Given records

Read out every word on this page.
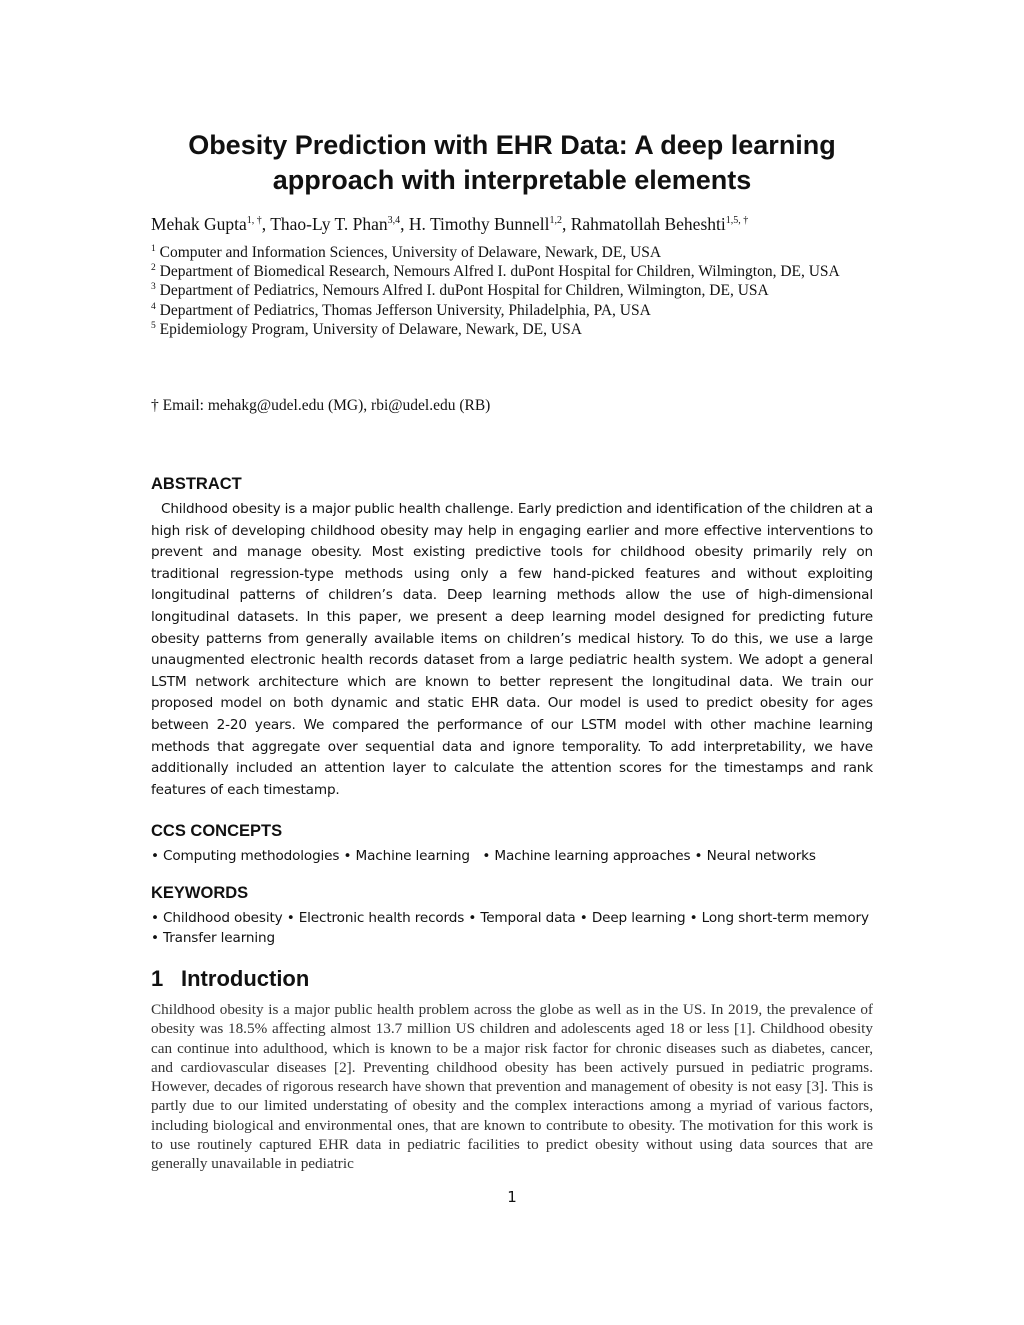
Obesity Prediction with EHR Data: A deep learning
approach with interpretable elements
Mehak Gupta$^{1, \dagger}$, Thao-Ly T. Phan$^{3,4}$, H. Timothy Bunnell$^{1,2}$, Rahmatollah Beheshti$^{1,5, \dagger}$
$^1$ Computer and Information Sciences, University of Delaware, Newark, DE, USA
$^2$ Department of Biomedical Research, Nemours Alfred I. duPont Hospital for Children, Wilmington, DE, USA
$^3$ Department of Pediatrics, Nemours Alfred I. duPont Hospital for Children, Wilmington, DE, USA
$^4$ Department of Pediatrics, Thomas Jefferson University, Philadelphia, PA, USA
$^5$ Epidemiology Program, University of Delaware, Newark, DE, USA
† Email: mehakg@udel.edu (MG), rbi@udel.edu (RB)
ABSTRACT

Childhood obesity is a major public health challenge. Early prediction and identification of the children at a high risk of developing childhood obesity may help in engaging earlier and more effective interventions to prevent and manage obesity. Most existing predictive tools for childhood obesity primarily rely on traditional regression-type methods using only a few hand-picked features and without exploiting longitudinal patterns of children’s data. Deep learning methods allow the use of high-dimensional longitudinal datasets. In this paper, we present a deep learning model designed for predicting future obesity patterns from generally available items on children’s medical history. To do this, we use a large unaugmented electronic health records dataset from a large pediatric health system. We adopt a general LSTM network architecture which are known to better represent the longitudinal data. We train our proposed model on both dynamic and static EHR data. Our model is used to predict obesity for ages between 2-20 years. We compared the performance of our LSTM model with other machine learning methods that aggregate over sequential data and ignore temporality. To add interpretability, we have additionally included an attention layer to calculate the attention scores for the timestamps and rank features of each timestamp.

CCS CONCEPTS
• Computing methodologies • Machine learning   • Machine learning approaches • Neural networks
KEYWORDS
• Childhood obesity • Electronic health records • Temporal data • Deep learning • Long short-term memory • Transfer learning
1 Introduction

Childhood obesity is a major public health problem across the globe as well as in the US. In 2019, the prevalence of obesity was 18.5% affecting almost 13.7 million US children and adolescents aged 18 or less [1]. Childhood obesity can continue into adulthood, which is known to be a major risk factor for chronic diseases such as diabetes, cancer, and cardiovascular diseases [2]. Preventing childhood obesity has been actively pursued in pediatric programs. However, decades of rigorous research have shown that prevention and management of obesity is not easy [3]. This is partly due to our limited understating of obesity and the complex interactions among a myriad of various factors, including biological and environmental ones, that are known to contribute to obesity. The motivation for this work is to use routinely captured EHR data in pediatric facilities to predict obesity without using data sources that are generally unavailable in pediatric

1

What is expected
Each line in the entries above that includes the string "Hospital" should be extracted.

Solution to this exercise
$^2$ Department of Biomedical Research, Nemours Alfred I. duPont Hospital for Children, Wilmington, DE, USA
$^3$ Department of Pediatrics, Nemours Alfred I. duPont Hospital for Children, Wilmington, DE, USA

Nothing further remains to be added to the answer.